### EXERCISE TASK
Keep the pictures out of the copy and print all the entries below exactly.

### GIVEN RECORDS

-*-

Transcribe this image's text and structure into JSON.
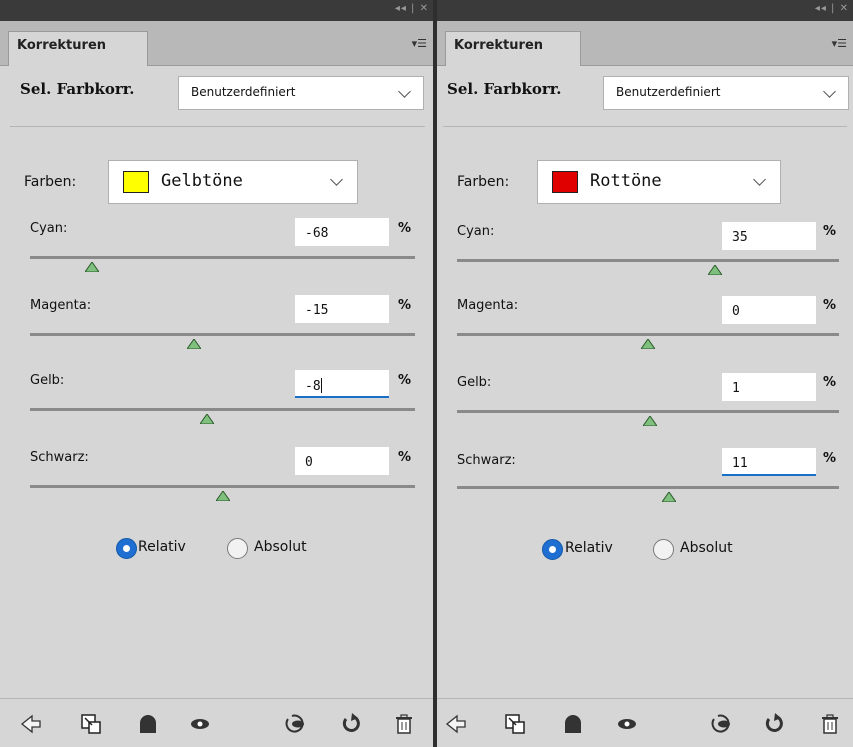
{
  "panels": [
    {
      "window_controls": "◂◂ | ✕",
      "tab_label": "Korrekturen",
      "adjustment_label": "Sel. Farbkorr.",
      "preset": {
        "value": "Benutzerdefiniert"
      },
      "farben": {
        "label": "Farben:",
        "value": "Gelbtöne",
        "swatch_color": "#ffff00"
      },
      "sliders": [
        {
          "label": "Cyan:",
          "value": "-68",
          "unit": "%",
          "amount": -68,
          "focused": false
        },
        {
          "label": "Magenta:",
          "value": "-15",
          "unit": "%",
          "amount": -15,
          "focused": false
        },
        {
          "label": "Gelb:",
          "value": "-8",
          "unit": "%",
          "amount": -8,
          "focused": true
        },
        {
          "label": "Schwarz:",
          "value": "0",
          "unit": "%",
          "amount": 0,
          "focused": false
        }
      ],
      "mode": {
        "options": [
          "Relativ",
          "Absolut"
        ],
        "selected": "Relativ"
      },
      "footer_icons": [
        "back-arrow-icon",
        "clip-to-layer-icon",
        "visibility-toggle-icon",
        "view-previous-icon",
        "reset-to-previous-icon",
        "reset-icon",
        "trash-icon"
      ]
    },
    {
      "window_controls": "◂◂ | ✕",
      "tab_label": "Korrekturen",
      "adjustment_label": "Sel. Farbkorr.",
      "preset": {
        "value": "Benutzerdefiniert"
      },
      "farben": {
        "label": "Farben:",
        "value": "Rottöne",
        "swatch_color": "#e00000"
      },
      "sliders": [
        {
          "label": "Cyan:",
          "value": "35",
          "unit": "%",
          "amount": 35,
          "focused": false
        },
        {
          "label": "Magenta:",
          "value": "0",
          "unit": "%",
          "amount": 0,
          "focused": false
        },
        {
          "label": "Gelb:",
          "value": "1",
          "unit": "%",
          "amount": 1,
          "focused": false
        },
        {
          "label": "Schwarz:",
          "value": "11",
          "unit": "%",
          "amount": 11,
          "focused": true
        }
      ],
      "mode": {
        "options": [
          "Relativ",
          "Absolut"
        ],
        "selected": "Relativ"
      },
      "footer_icons": [
        "back-arrow-icon",
        "clip-to-layer-icon",
        "visibility-toggle-icon",
        "view-previous-icon",
        "reset-to-previous-icon",
        "reset-icon",
        "trash-icon"
      ]
    }
  ],
  "colors": {
    "accent": "#1e6fd1",
    "panel_bg": "#d6d6d6",
    "slider_thumb": "#7fc07f"
  }
}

-*-

### FINAL RESULT
Transcribe this image's text and structure into JSON.
{
  "panels": [
    {
      "window_controls": "◂◂ | ✕",
      "tab_label": "Korrekturen",
      "adjustment_label": "Sel. Farbkorr.",
      "preset": {
        "value": "Benutzerdefiniert"
      },
      "farben": {
        "label": "Farben:",
        "value": "Gelbtöne",
        "swatch_color": "#ffff00"
      },
      "sliders": [
        {
          "label": "Cyan:",
          "value": "-68",
          "unit": "%",
          "amount": -68,
          "focused": false
        },
        {
          "label": "Magenta:",
          "value": "-15",
          "unit": "%",
          "amount": -15,
          "focused": false
        },
        {
          "label": "Gelb:",
          "value": "-8",
          "unit": "%",
          "amount": -8,
          "focused": true
        },
        {
          "label": "Schwarz:",
          "value": "0",
          "unit": "%",
          "amount": 0,
          "focused": false
        }
      ],
      "mode": {
        "options": [
          "Relativ",
          "Absolut"
        ],
        "selected": "Relativ"
      },
      "footer_icons": [
        "back-arrow-icon",
        "clip-to-layer-icon",
        "visibility-toggle-icon",
        "view-previous-icon",
        "reset-to-previous-icon",
        "reset-icon",
        "trash-icon"
      ]
    },
    {
      "window_controls": "◂◂ | ✕",
      "tab_label": "Korrekturen",
      "adjustment_label": "Sel. Farbkorr.",
      "preset": {
        "value": "Benutzerdefiniert"
      },
      "farben": {
        "label": "Farben:",
        "value": "Rottöne",
        "swatch_color": "#e00000"
      },
      "sliders": [
        {
          "label": "Cyan:",
          "value": "35",
          "unit": "%",
          "amount": 35,
          "focused": false
        },
        {
          "label": "Magenta:",
          "value": "0",
          "unit": "%",
          "amount": 0,
          "focused": false
        },
        {
          "label": "Gelb:",
          "value": "1",
          "unit": "%",
          "amount": 1,
          "focused": false
        },
        {
          "label": "Schwarz:",
          "value": "11",
          "unit": "%",
          "amount": 11,
          "focused": true
        }
      ],
      "mode": {
        "options": [
          "Relativ",
          "Absolut"
        ],
        "selected": "Relativ"
      },
      "footer_icons": [
        "back-arrow-icon",
        "clip-to-layer-icon",
        "visibility-toggle-icon",
        "view-previous-icon",
        "reset-to-previous-icon",
        "reset-icon",
        "trash-icon"
      ]
    }
  ],
  "colors": {
    "accent": "#1e6fd1",
    "panel_bg": "#d6d6d6",
    "slider_thumb": "#7fc07f"
  }
}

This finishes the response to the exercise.